Activity 1: In the account of Owen swallowing the tablets, what were the tablets in the bag, and how long had they been there?
Activity 2: Copy the passage from the account of Owen swallowing the tablets word for word, from "The thing with" to "was on a roll.".

Excerpt:
_ _ _ _

The worse mother in the world was what I was thinking as I took my son into the Emergency Department at Flinders Medical Centre.
I felt terrible. The Doctors told me that ingesting propranonol was very serious and that it can kill babies and people use it to commit suicide. Straight to the point they were. It was a very serious matter.
I was typing away on my computer, and generally doing what I have been doing a lot of lately, hanging out in the kitchen, cooking, surfing the net, checking my items on ebay. Owen was in our bed, he had been asleep for about half an hour when I heard him winging at my door, and cry and a few bangs. I thought he would be okay, he went quiet, great so I kept on doing what I was doing in the kitchen. A few more bangs on the door and a cry. So after about 10 minutes, I kept forgetting him, I went down to see what he was doing.
I opened the door to find little pink tablets on the floor, saliva and pink crushed tablets dribbling down his chin and onto his tshirt, some pink patches on the floor and some on the bed. He had been eating my prescription tablets, ones that had been in the bottom of a bag for a few years. I had forgotten that they were in there, and he had obviously dragged the bag out of the bottom of the wardrobe, poked those little hands down into the centre part of the bag to find the drugs.
The thing with Owen he puts everything into his mouth and is constantly into everything. That day I had found him trapped under a medium sized picture, the glass broken and cut his chest. Nothing serious luckily. He nearly swallowed a little yellow ball, and had fallen backwards to crack his head onto the floor boards. All in one day. He was on a roll.
So the tablets just topped it all off. In a panic I looked up the hospital number. At that stage I was not sure if it was a medical emergency so would talk to the health hotline first. It was busy. I rang my Doctor, I know the number by heart, explained my story. They said it was important for me to get Owen to the hospital straight away and that it was very serious. They said if I had insurance to ring the ambulance. So I put both boys in the car and drove to Flinders Medical Centre.

_ _ _ _

Stored data:
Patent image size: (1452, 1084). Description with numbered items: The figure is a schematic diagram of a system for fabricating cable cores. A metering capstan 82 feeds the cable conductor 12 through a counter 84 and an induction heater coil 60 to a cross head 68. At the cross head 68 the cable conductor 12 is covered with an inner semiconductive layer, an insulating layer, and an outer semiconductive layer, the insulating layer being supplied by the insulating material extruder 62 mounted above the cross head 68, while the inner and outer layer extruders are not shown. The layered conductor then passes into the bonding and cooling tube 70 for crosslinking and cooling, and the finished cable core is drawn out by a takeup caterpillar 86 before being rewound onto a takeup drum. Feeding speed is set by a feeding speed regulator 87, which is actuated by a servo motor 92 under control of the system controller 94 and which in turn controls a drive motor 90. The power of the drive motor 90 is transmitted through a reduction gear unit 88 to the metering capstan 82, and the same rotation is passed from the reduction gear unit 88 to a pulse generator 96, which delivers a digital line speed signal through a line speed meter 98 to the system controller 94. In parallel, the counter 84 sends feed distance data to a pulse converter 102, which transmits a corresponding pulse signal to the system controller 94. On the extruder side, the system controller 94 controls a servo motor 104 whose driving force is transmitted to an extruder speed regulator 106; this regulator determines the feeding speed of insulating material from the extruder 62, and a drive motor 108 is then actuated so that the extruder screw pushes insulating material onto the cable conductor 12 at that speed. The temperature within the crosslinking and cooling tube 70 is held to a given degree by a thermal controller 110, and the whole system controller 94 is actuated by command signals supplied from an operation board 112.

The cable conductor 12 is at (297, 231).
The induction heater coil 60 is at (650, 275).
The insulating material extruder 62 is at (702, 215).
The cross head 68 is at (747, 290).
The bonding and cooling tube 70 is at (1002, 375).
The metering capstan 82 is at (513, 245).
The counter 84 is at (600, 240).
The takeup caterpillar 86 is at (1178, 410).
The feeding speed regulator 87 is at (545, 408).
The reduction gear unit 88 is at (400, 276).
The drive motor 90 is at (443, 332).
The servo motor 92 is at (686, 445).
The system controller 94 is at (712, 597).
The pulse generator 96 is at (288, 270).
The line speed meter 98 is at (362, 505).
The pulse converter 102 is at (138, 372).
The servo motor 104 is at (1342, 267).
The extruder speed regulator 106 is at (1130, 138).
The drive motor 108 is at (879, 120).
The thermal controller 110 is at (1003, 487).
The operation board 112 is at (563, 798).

_ _ _ _

Response box 1: They were prescription tablets that had been in the bottom of the bag for a few years.

Response box 2:
The thing with Owen he puts everything into his mouth and is constantly into everything. That day I had found him trapped under a medium sized picture, the glass broken and cut his chest. Nothing serious luckily. He nearly swallowed a little yellow ball, and had fallen backwards to crack his head onto the floor boards. All in one day. He was on a roll.